### Given data
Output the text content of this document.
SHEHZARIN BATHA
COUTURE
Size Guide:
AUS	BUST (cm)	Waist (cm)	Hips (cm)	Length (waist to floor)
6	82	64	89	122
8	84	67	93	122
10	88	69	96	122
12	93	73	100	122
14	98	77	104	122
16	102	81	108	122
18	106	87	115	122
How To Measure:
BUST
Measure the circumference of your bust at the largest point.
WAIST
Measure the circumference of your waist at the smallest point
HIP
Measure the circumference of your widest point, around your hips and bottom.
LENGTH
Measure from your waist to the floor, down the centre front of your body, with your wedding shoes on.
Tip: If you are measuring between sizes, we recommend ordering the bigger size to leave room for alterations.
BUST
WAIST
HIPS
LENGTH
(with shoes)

### The request
Print the records once more, exactly as they were given.

### Written response
Output the text content of this document.
SHEHZARIN BATHA
COUTURE
Size Guide:
AUS	BUST (cm)	Waist (cm)	Hips (cm)	Length (waist to floor)
6	82	64	89	122
8	84	67	93	122
10	88	69	96	122
12	93	73	100	122
14	98	77	104	122
16	102	81	108	122
18	106	87	115	122
How To Measure:
BUST
Measure the circumference of your bust at the largest point.
WAIST
Measure the circumference of your waist at the smallest point
HIP
Measure the circumference of your widest point, around your hips and bottom.
LENGTH
Measure from your waist to the floor, down the centre front of your body, with your wedding shoes on.
Tip: If you are measuring between sizes, we recommend ordering the bigger size to leave room for alterations.
BUST
WAIST
HIPS
LENGTH
(with shoes)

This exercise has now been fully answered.